### Records from a collection:

<<<<

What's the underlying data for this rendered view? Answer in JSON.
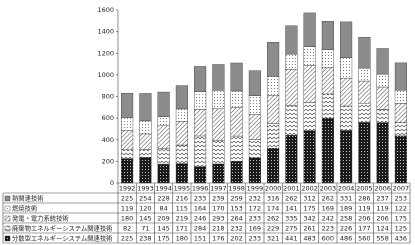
{
  "chart_data": {
    "type": "stacked-bar",
    "categories": [
      "1992",
      "1993",
      "1994",
      "1995",
      "1996",
      "1997",
      "1998",
      "1999",
      "2000",
      "2001",
      "2002",
      "2003",
      "2004",
      "2005",
      "2006",
      "2007"
    ],
    "series": [
      {
        "name": "熱関連技術",
        "color": "#8c8c8c",
        "values": [
          225,
          254,
          228,
          216,
          233,
          239,
          259,
          232,
          316,
          262,
          312,
          262,
          331,
          286,
          237,
          253
        ]
      },
      {
        "name": "燃焼技術",
        "color": "#ffffff",
        "values": [
          119,
          120,
          84,
          115,
          164,
          170,
          153,
          172,
          174,
          141,
          175,
          169,
          189,
          119,
          119,
          122
        ]
      },
      {
        "name": "発電・電力系統技術",
        "color": "#ffffff",
        "values": [
          180,
          145,
          209,
          219,
          246,
          293,
          264,
          233,
          262,
          335,
          342,
          242,
          258,
          206,
          206,
          175
        ]
      },
      {
        "name": "廃棄物エネルギーシステム関連技術",
        "color": "#ffffff",
        "values": [
          82,
          71,
          145,
          171,
          284,
          218,
          232,
          169,
          229,
          275,
          261,
          223,
          226,
          177,
          124,
          125
        ]
      },
      {
        "name": "分散型エネルギーシステム関連技術",
        "color": "#1a1a1a",
        "values": [
          225,
          238,
          175,
          180,
          151,
          176,
          202,
          233,
          321,
          441,
          483,
          600,
          486,
          560,
          558,
          436
        ]
      }
    ],
    "ylim": [
      0,
      1600
    ],
    "yticks": [
      0,
      200,
      400,
      600,
      800,
      1000,
      1200,
      1400,
      1600
    ],
    "grid": false
  }
}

>>>>

### WORK TO BE COMPLETED:
List all lines where "name" occurs.

### FULL ANSWER:
        "name": "熱関連技術",
        "name": "燃焼技術",
        "name": "発電・電力系統技術",
        "name": "廃棄物エネルギーシステム関連技術",
        "name": "分散型エネルギーシステム関連技術",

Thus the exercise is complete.